Instruction:
Every record should be written out exactly, with the pictures left out.

Records for the task:
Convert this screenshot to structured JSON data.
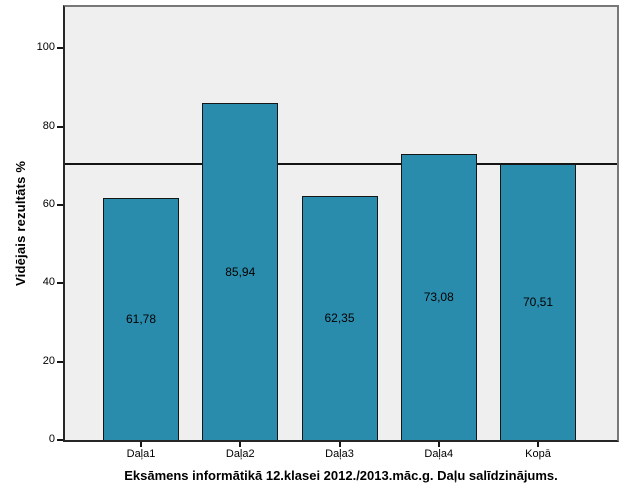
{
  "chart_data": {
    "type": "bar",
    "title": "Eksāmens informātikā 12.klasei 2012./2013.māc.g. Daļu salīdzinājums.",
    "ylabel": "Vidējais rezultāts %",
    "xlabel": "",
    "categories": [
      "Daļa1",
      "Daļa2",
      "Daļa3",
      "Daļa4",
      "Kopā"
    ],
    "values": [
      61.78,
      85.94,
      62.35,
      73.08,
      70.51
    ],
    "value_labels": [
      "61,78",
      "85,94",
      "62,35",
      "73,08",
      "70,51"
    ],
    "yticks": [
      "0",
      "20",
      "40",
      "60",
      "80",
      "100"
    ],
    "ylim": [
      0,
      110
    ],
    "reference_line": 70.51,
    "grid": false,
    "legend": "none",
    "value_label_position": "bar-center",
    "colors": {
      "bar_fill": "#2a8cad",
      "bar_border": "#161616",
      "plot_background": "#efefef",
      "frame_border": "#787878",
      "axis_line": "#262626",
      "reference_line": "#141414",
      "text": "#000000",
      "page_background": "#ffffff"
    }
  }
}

Answer below:
Convert this screenshot to structured JSON data.
{
  "chart_data": {
    "type": "bar",
    "title": "Eksāmens informātikā 12.klasei 2012./2013.māc.g. Daļu salīdzinājums.",
    "ylabel": "Vidējais rezultāts %",
    "xlabel": "",
    "categories": [
      "Daļa1",
      "Daļa2",
      "Daļa3",
      "Daļa4",
      "Kopā"
    ],
    "values": [
      61.78,
      85.94,
      62.35,
      73.08,
      70.51
    ],
    "value_labels": [
      "61,78",
      "85,94",
      "62,35",
      "73,08",
      "70,51"
    ],
    "yticks": [
      "0",
      "20",
      "40",
      "60",
      "80",
      "100"
    ],
    "ylim": [
      0,
      110
    ],
    "reference_line": 70.51,
    "grid": false,
    "legend": "none",
    "value_label_position": "bar-center",
    "colors": {
      "bar_fill": "#2a8cad",
      "bar_border": "#161616",
      "plot_background": "#efefef",
      "frame_border": "#787878",
      "axis_line": "#262626",
      "reference_line": "#141414",
      "text": "#000000",
      "page_background": "#ffffff"
    }
  }
}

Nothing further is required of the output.